YOUR TASK — Go through the entries below and retype them exactly, omitting each picture.

(Records excerpted from a collection)
──────

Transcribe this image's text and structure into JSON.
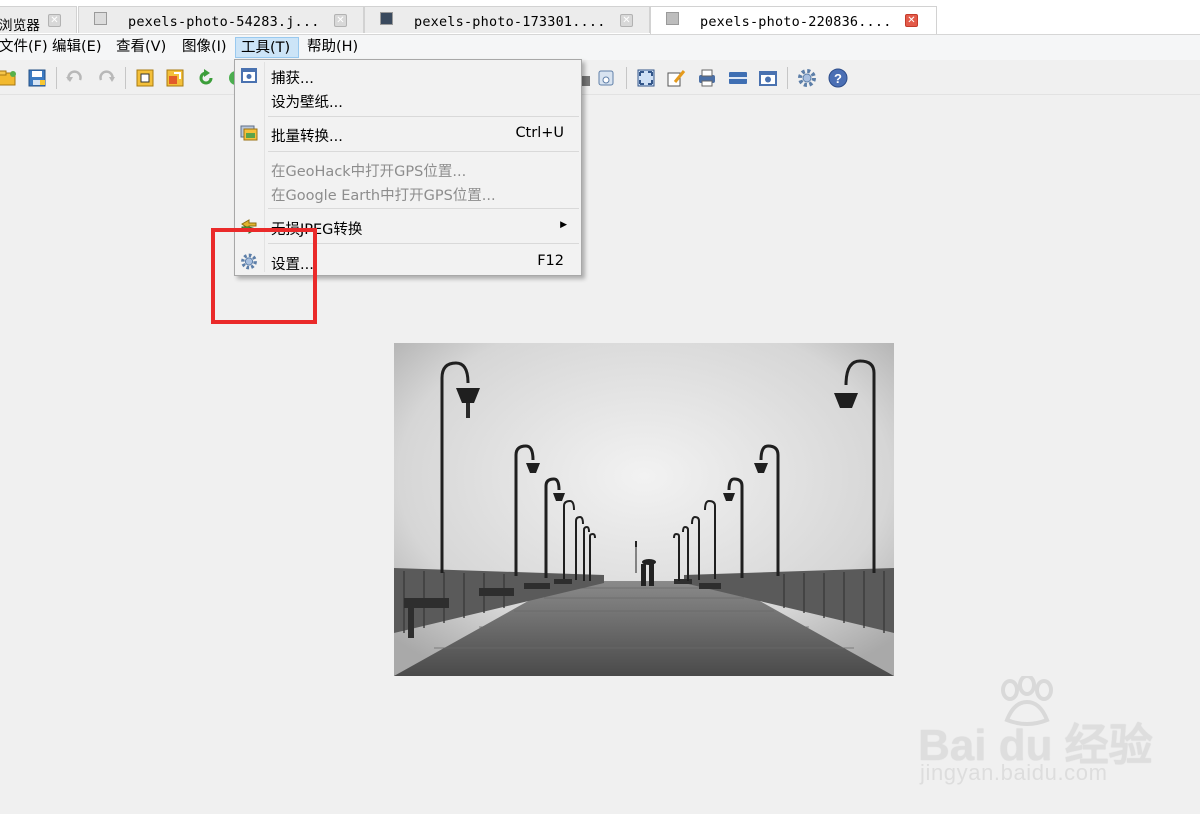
{
  "tabs": [
    {
      "label": "浏览器",
      "active": false
    },
    {
      "label": "pexels-photo-54283.j...",
      "active": false
    },
    {
      "label": "pexels-photo-173301....",
      "active": false
    },
    {
      "label": "pexels-photo-220836....",
      "active": true
    }
  ],
  "menubar": {
    "file": "文件(F)",
    "edit": "编辑(E)",
    "view": "查看(V)",
    "image": "图像(I)",
    "tools": "工具(T)",
    "help": "帮助(H)"
  },
  "tools_menu": {
    "capture": "捕获...",
    "set_wallpaper": "设为壁纸...",
    "batch_convert": "批量转换...",
    "batch_convert_shortcut": "Ctrl+U",
    "geohack": "在GeoHack中打开GPS位置...",
    "google_earth": "在Google Earth中打开GPS位置...",
    "lossless_jpeg": "无损JPEG转换",
    "settings": "设置...",
    "settings_shortcut": "F12"
  },
  "watermark": {
    "brand": "Bai du 经验",
    "url": "jingyan.baidu.com"
  },
  "icons": {
    "toolbar": [
      "folder-icon",
      "save-icon",
      "undo-icon",
      "redo-icon",
      "crop-icon",
      "resize-icon",
      "rotate-icon",
      "fit-icon",
      "edit-icon",
      "print-icon",
      "scan-icon",
      "capture-icon",
      "settings-gear-icon",
      "help-icon"
    ]
  },
  "colors": {
    "menu_highlight": "#cce4f7",
    "annotation_red": "#ea2a2a",
    "close_active": "#e35a49"
  }
}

──────

CORRECT RESULT —
Transcribe this image's text and structure into JSON.
{
  "tabs": [
    {
      "label": "浏览器",
      "active": false
    },
    {
      "label": "pexels-photo-54283.j...",
      "active": false
    },
    {
      "label": "pexels-photo-173301....",
      "active": false
    },
    {
      "label": "pexels-photo-220836....",
      "active": true
    }
  ],
  "menubar": {
    "file": "文件(F)",
    "edit": "编辑(E)",
    "view": "查看(V)",
    "image": "图像(I)",
    "tools": "工具(T)",
    "help": "帮助(H)"
  },
  "tools_menu": {
    "capture": "捕获...",
    "set_wallpaper": "设为壁纸...",
    "batch_convert": "批量转换...",
    "batch_convert_shortcut": "Ctrl+U",
    "geohack": "在GeoHack中打开GPS位置...",
    "google_earth": "在Google Earth中打开GPS位置...",
    "lossless_jpeg": "无损JPEG转换",
    "settings": "设置...",
    "settings_shortcut": "F12"
  },
  "watermark": {
    "brand": "Bai du 经验",
    "url": "jingyan.baidu.com"
  },
  "icons": {
    "toolbar": [
      "folder-icon",
      "save-icon",
      "undo-icon",
      "redo-icon",
      "crop-icon",
      "resize-icon",
      "rotate-icon",
      "fit-icon",
      "edit-icon",
      "print-icon",
      "scan-icon",
      "capture-icon",
      "settings-gear-icon",
      "help-icon"
    ]
  },
  "colors": {
    "menu_highlight": "#cce4f7",
    "annotation_red": "#ea2a2a",
    "close_active": "#e35a49"
  }
}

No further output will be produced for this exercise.